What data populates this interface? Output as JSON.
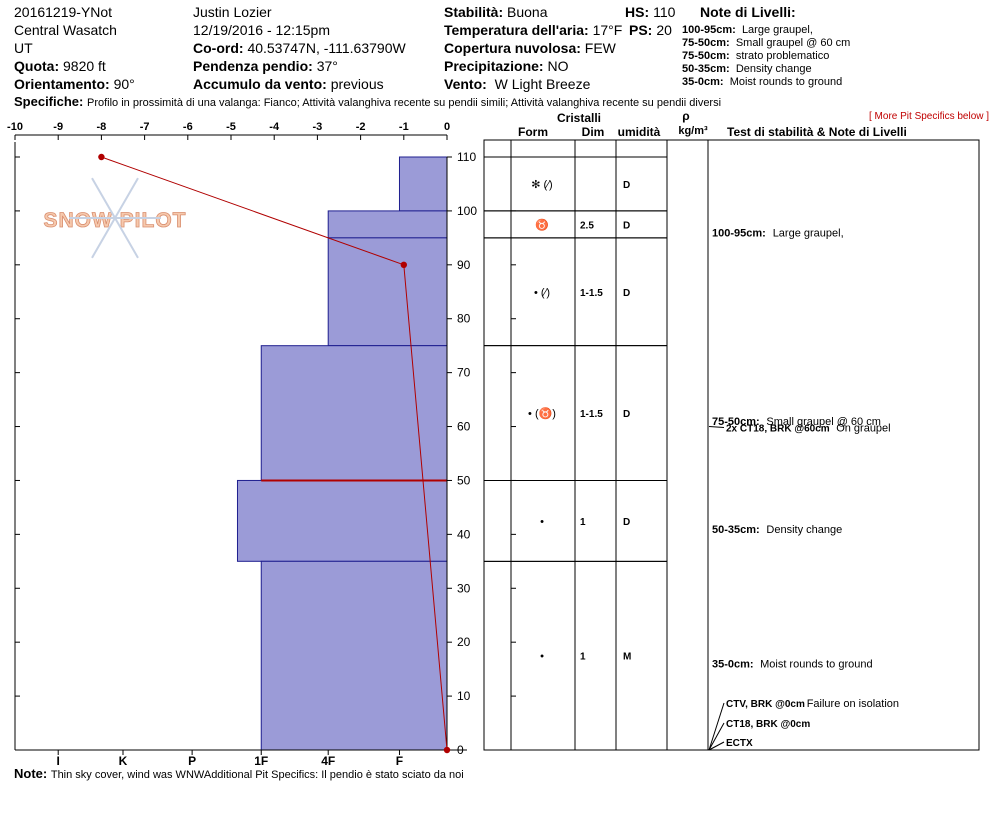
{
  "header": {
    "pit_name": "20161219-YNot",
    "range": "Central Wasatch",
    "state": "UT",
    "elevation_label": "Quota:",
    "elevation_value": "9820 ft",
    "aspect_label": "Orientamento:",
    "aspect_value": "90°",
    "observer": "Justin Lozier",
    "datetime": "12/19/2016 - 12:15pm",
    "coord_label": "Co-ord:",
    "coord_value": "40.53747N, -111.63790W",
    "slope_label": "Pendenza pendio:",
    "slope_value": "37°",
    "wind_load_label": "Accumulo da vento:",
    "wind_load_value": "previous",
    "stability_label": "Stabilità:",
    "stability_value": "Buona",
    "air_temp_label": "Temperatura dell'aria:",
    "air_temp_value": "17°F",
    "cloud_label": "Copertura nuvolosa:",
    "cloud_value": "FEW",
    "precip_label": "Precipitazione:",
    "precip_value": "NO",
    "wind_label": "Vento:",
    "wind_value": "W Light Breeze",
    "hs_label": "HS:",
    "hs_value": "110",
    "ps_label": "PS:",
    "ps_value": "20",
    "specifics_label": "Specifiche:",
    "specifics_value": "Profilo in prossimità di una valanga: Fianco; Attività valanghiva recente su pendii simili; Attività valanghiva recente su pendii diversi"
  },
  "layer_notes": {
    "title": "Note di Livelli:",
    "items": [
      {
        "range": "100-95cm:",
        "text": "Large graupel,"
      },
      {
        "range": "75-50cm:",
        "text": "Small graupel @ 60 cm"
      },
      {
        "range": "75-50cm:",
        "text": "strato problematico"
      },
      {
        "range": "50-35cm:",
        "text": "Density change"
      },
      {
        "range": "35-0cm:",
        "text": "Moist rounds to ground"
      }
    ]
  },
  "more_link": "[ More Pit Specifics below ]",
  "table_headers": {
    "cristalli": "Cristalli",
    "form": "Form",
    "dim": "Dim",
    "umidita": "umidità",
    "rho": "ρ",
    "density_unit": "kg/m³",
    "tests": "Test di stabilità & Note di Livelli"
  },
  "logo": {
    "text": "SNOW PILOT"
  },
  "footer": {
    "note_label": "Note:",
    "note_value": "Thin sky cover, wind was WNWAdditional Pit Specifics: Il pendio è stato sciato da noi"
  },
  "chart_data": {
    "type": "snow-profile",
    "y_range": [
      0,
      110
    ],
    "y_ticks": [
      0,
      10,
      20,
      30,
      40,
      50,
      60,
      70,
      80,
      90,
      100,
      110
    ],
    "temperature_axis": {
      "range": [
        -10,
        0
      ],
      "ticks": [
        "-10",
        "-9",
        "-8",
        "-7",
        "-6",
        "-5",
        "-4",
        "-3",
        "-2",
        "-1",
        "0"
      ]
    },
    "hardness_axis": {
      "codes": [
        "I",
        "K",
        "P",
        "1F",
        "4F",
        "F"
      ],
      "positions": [
        9,
        7.5,
        5.9,
        4.3,
        2.75,
        1.1
      ]
    },
    "hardness_layers": [
      {
        "top": 110,
        "bottom": 100,
        "hardness": "F-4F",
        "value": 1.1
      },
      {
        "top": 100,
        "bottom": 95,
        "hardness": "4F",
        "value": 2.75
      },
      {
        "top": 95,
        "bottom": 75,
        "hardness": "4F",
        "value": 2.75
      },
      {
        "top": 75,
        "bottom": 50,
        "hardness": "1F",
        "value": 4.3
      },
      {
        "top": 50,
        "bottom": 35,
        "hardness": "1F+",
        "value": 4.85
      },
      {
        "top": 35,
        "bottom": 0,
        "hardness": "1F",
        "value": 4.3
      }
    ],
    "critical_layer_depth": 50,
    "temperature_profile": [
      {
        "depth": 110,
        "temp": -8
      },
      {
        "depth": 90,
        "temp": -1
      },
      {
        "depth": 0,
        "temp": 0
      }
    ],
    "layer_rows": [
      {
        "top": 110,
        "bottom": 100,
        "form": "✻ (⁄)",
        "dim": "",
        "wet": "D"
      },
      {
        "top": 100,
        "bottom": 95,
        "form": "♉",
        "dim": "2.5",
        "wet": "D"
      },
      {
        "top": 95,
        "bottom": 75,
        "form": "• (⁄)",
        "dim": "1-1.5",
        "wet": "D"
      },
      {
        "top": 75,
        "bottom": 50,
        "form": "• (♉)",
        "dim": "1-1.5",
        "wet": "D"
      },
      {
        "top": 50,
        "bottom": 35,
        "form": "•",
        "dim": "1",
        "wet": "D"
      },
      {
        "top": 35,
        "bottom": 0,
        "form": "•",
        "dim": "1",
        "wet": "M"
      }
    ],
    "notes": [
      {
        "depth": 96,
        "label": "100-95cm:",
        "text": "Large graupel,"
      },
      {
        "depth": 61,
        "label": "75-50cm:",
        "text": "Small graupel @ 60 cm"
      },
      {
        "depth": 41,
        "label": "50-35cm:",
        "text": "Density change"
      },
      {
        "depth": 16,
        "label": "35-0cm:",
        "text": "Moist rounds to ground"
      }
    ],
    "tests": [
      {
        "depth": 60,
        "label": "2x CT18, BRK @60cm",
        "text": "On graupel"
      },
      {
        "depth": 0,
        "label": "CTV, BRK @0cm",
        "text": "Failure on isolation"
      },
      {
        "depth": 0,
        "label": "CT18, BRK @0cm",
        "text": ""
      },
      {
        "depth": 0,
        "label": "ECTX",
        "text": ""
      }
    ]
  }
}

☆ ☆ ☆ ☆ ☆

= What is required =
Exclude the pictures and repeat every other part of the records word for word.

= Solution to this exercise =
What data populates this interface? Output as JSON.
{
  "header": {
    "pit_name": "20161219-YNot",
    "range": "Central Wasatch",
    "state": "UT",
    "elevation_label": "Quota:",
    "elevation_value": "9820 ft",
    "aspect_label": "Orientamento:",
    "aspect_value": "90°",
    "observer": "Justin Lozier",
    "datetime": "12/19/2016 - 12:15pm",
    "coord_label": "Co-ord:",
    "coord_value": "40.53747N, -111.63790W",
    "slope_label": "Pendenza pendio:",
    "slope_value": "37°",
    "wind_load_label": "Accumulo da vento:",
    "wind_load_value": "previous",
    "stability_label": "Stabilità:",
    "stability_value": "Buona",
    "air_temp_label": "Temperatura dell'aria:",
    "air_temp_value": "17°F",
    "cloud_label": "Copertura nuvolosa:",
    "cloud_value": "FEW",
    "precip_label": "Precipitazione:",
    "precip_value": "NO",
    "wind_label": "Vento:",
    "wind_value": "W Light Breeze",
    "hs_label": "HS:",
    "hs_value": "110",
    "ps_label": "PS:",
    "ps_value": "20",
    "specifics_label": "Specifiche:",
    "specifics_value": "Profilo in prossimità di una valanga: Fianco; Attività valanghiva recente su pendii simili; Attività valanghiva recente su pendii diversi"
  },
  "layer_notes": {
    "title": "Note di Livelli:",
    "items": [
      {
        "range": "100-95cm:",
        "text": "Large graupel,"
      },
      {
        "range": "75-50cm:",
        "text": "Small graupel @ 60 cm"
      },
      {
        "range": "75-50cm:",
        "text": "strato problematico"
      },
      {
        "range": "50-35cm:",
        "text": "Density change"
      },
      {
        "range": "35-0cm:",
        "text": "Moist rounds to ground"
      }
    ]
  },
  "more_link": "[ More Pit Specifics below ]",
  "table_headers": {
    "cristalli": "Cristalli",
    "form": "Form",
    "dim": "Dim",
    "umidita": "umidità",
    "rho": "ρ",
    "density_unit": "kg/m³",
    "tests": "Test di stabilità & Note di Livelli"
  },
  "logo": {
    "text": "SNOW PILOT"
  },
  "footer": {
    "note_label": "Note:",
    "note_value": "Thin sky cover, wind was WNWAdditional Pit Specifics: Il pendio è stato sciato da noi"
  },
  "chart_data": {
    "type": "snow-profile",
    "y_range": [
      0,
      110
    ],
    "y_ticks": [
      0,
      10,
      20,
      30,
      40,
      50,
      60,
      70,
      80,
      90,
      100,
      110
    ],
    "temperature_axis": {
      "range": [
        -10,
        0
      ],
      "ticks": [
        "-10",
        "-9",
        "-8",
        "-7",
        "-6",
        "-5",
        "-4",
        "-3",
        "-2",
        "-1",
        "0"
      ]
    },
    "hardness_axis": {
      "codes": [
        "I",
        "K",
        "P",
        "1F",
        "4F",
        "F"
      ],
      "positions": [
        9,
        7.5,
        5.9,
        4.3,
        2.75,
        1.1
      ]
    },
    "hardness_layers": [
      {
        "top": 110,
        "bottom": 100,
        "hardness": "F-4F",
        "value": 1.1
      },
      {
        "top": 100,
        "bottom": 95,
        "hardness": "4F",
        "value": 2.75
      },
      {
        "top": 95,
        "bottom": 75,
        "hardness": "4F",
        "value": 2.75
      },
      {
        "top": 75,
        "bottom": 50,
        "hardness": "1F",
        "value": 4.3
      },
      {
        "top": 50,
        "bottom": 35,
        "hardness": "1F+",
        "value": 4.85
      },
      {
        "top": 35,
        "bottom": 0,
        "hardness": "1F",
        "value": 4.3
      }
    ],
    "critical_layer_depth": 50,
    "temperature_profile": [
      {
        "depth": 110,
        "temp": -8
      },
      {
        "depth": 90,
        "temp": -1
      },
      {
        "depth": 0,
        "temp": 0
      }
    ],
    "layer_rows": [
      {
        "top": 110,
        "bottom": 100,
        "form": "✻ (⁄)",
        "dim": "",
        "wet": "D"
      },
      {
        "top": 100,
        "bottom": 95,
        "form": "♉",
        "dim": "2.5",
        "wet": "D"
      },
      {
        "top": 95,
        "bottom": 75,
        "form": "• (⁄)",
        "dim": "1-1.5",
        "wet": "D"
      },
      {
        "top": 75,
        "bottom": 50,
        "form": "• (♉)",
        "dim": "1-1.5",
        "wet": "D"
      },
      {
        "top": 50,
        "bottom": 35,
        "form": "•",
        "dim": "1",
        "wet": "D"
      },
      {
        "top": 35,
        "bottom": 0,
        "form": "•",
        "dim": "1",
        "wet": "M"
      }
    ],
    "notes": [
      {
        "depth": 96,
        "label": "100-95cm:",
        "text": "Large graupel,"
      },
      {
        "depth": 61,
        "label": "75-50cm:",
        "text": "Small graupel @ 60 cm"
      },
      {
        "depth": 41,
        "label": "50-35cm:",
        "text": "Density change"
      },
      {
        "depth": 16,
        "label": "35-0cm:",
        "text": "Moist rounds to ground"
      }
    ],
    "tests": [
      {
        "depth": 60,
        "label": "2x CT18, BRK @60cm",
        "text": "On graupel"
      },
      {
        "depth": 0,
        "label": "CTV, BRK @0cm",
        "text": "Failure on isolation"
      },
      {
        "depth": 0,
        "label": "CT18, BRK @0cm",
        "text": ""
      },
      {
        "depth": 0,
        "label": "ECTX",
        "text": ""
      }
    ]
  }
}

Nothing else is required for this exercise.